Brief> Extract, from the records beneath this instruction, each line that contains the word "username".

>>

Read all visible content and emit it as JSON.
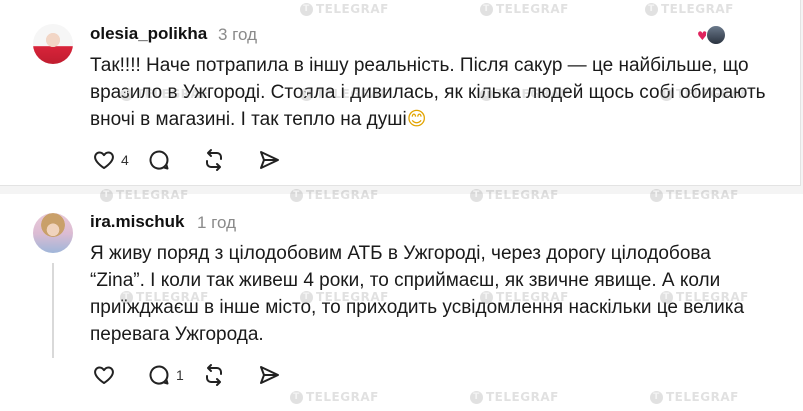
{
  "comments": [
    {
      "username": "olesia_polikha",
      "time": "3 год",
      "text": "Так!!!! Наче потрапила в іншу реальність. Після сакур — це найбільше, що\nвразило в Ужгороді. Стояла і дивилась, як кілька людей щось собі обирають\nвночі в магазині. І так тепло на душі",
      "emoji": "😊",
      "likes": "4",
      "replies": "",
      "liked_by_author": "♥"
    },
    {
      "username": "ira.mischuk",
      "time": "1 год",
      "text": "Я живу поряд з цілодобовим АТБ в Ужгороді, через дорогу цілодобова\n“Zina”. І коли так живеш 4 роки, то сприймаєш, як звичне явище. А коли\nприїжджаєш в інше місто, то приходить усвідомлення наскільки це велика\nперевага Ужгорода.",
      "likes": "",
      "replies": "1"
    }
  ],
  "watermark": "TELEGRAF",
  "icons": [
    "heart-icon",
    "comment-icon",
    "repost-icon",
    "share-icon"
  ]
}
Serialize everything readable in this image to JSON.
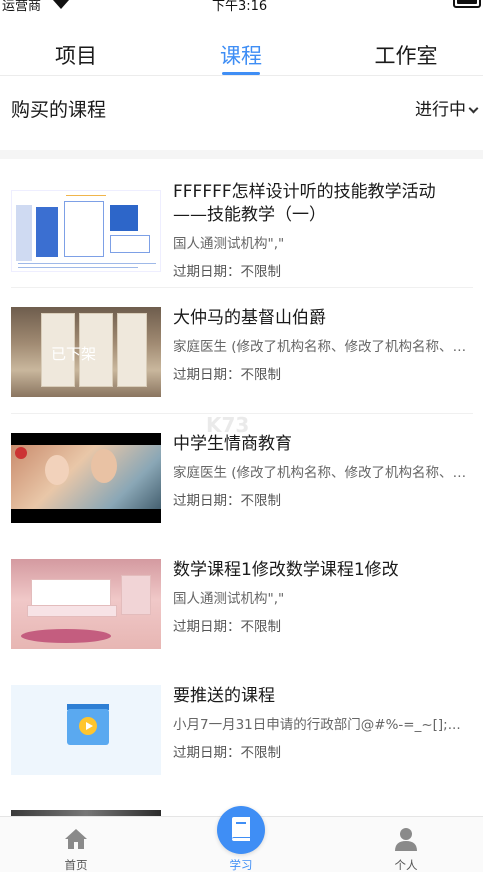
{
  "status_bar": {
    "carrier": "运营商",
    "time": "下午3:16"
  },
  "top_tabs": [
    {
      "label": "项目",
      "active": false
    },
    {
      "label": "课程",
      "active": true
    },
    {
      "label": "工作室",
      "active": false
    }
  ],
  "accent_color": "#3f8ef5",
  "section": {
    "title": "购买的课程",
    "filter": "进行中"
  },
  "courses": [
    {
      "title_line1": "FFFFFF怎样设计听的技能教学活动",
      "title_line2": "——技能教学（一）",
      "subtitle": "国人通测试机构\",\"",
      "expire": "过期日期：不限制",
      "thumb": "diagram"
    },
    {
      "title_line1": "大仲马的基督山伯爵",
      "subtitle": "家庭医生 (修改了机构名称、修改了机构名称、修改了机构名称)",
      "expire": "过期日期：不限制",
      "thumb": "room",
      "thumb_label": "已下架"
    },
    {
      "title_line1": "中学生情商教育",
      "subtitle": "家庭医生 (修改了机构名称、修改了机构名称、修改了机构名称)",
      "expire": "过期日期：不限制",
      "thumb": "movie"
    },
    {
      "title_line1": "数学课程1修改数学课程1修改",
      "subtitle": "国人通测试机构\",\"",
      "expire": "过期日期：不限制",
      "thumb": "bedroom"
    },
    {
      "title_line1": "要推送的课程",
      "subtitle": "小月7一月31日申请的行政部门@#%-=_~[];...",
      "expire": "过期日期：不限制",
      "thumb": "video"
    }
  ],
  "watermark": {
    "logo": "K73",
    "text": "游戏之家"
  },
  "bottom_nav": [
    {
      "label": "首页",
      "icon": "home-icon",
      "active": false
    },
    {
      "label": "学习",
      "icon": "book-icon",
      "active": true
    },
    {
      "label": "个人",
      "icon": "person-icon",
      "active": false
    }
  ]
}
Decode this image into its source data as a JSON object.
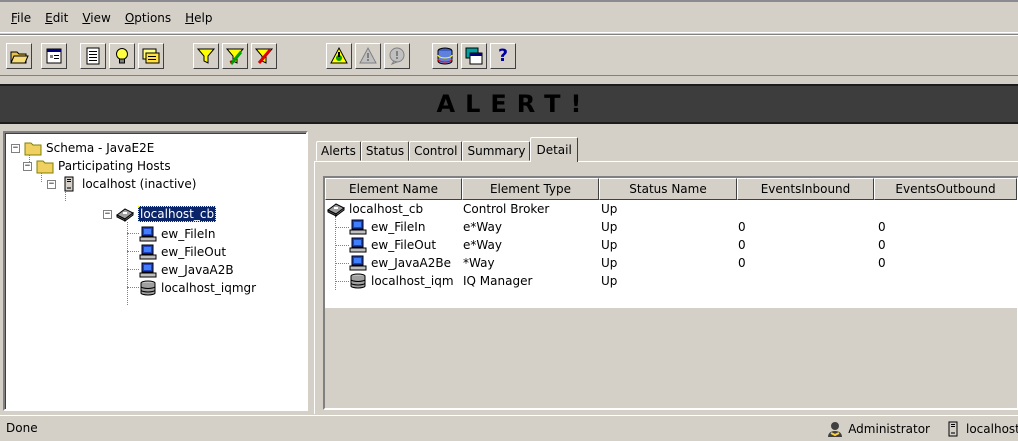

<<

Result of this exercise>
      "username": "olesia_polikha",
      "username": "ira.mischuk",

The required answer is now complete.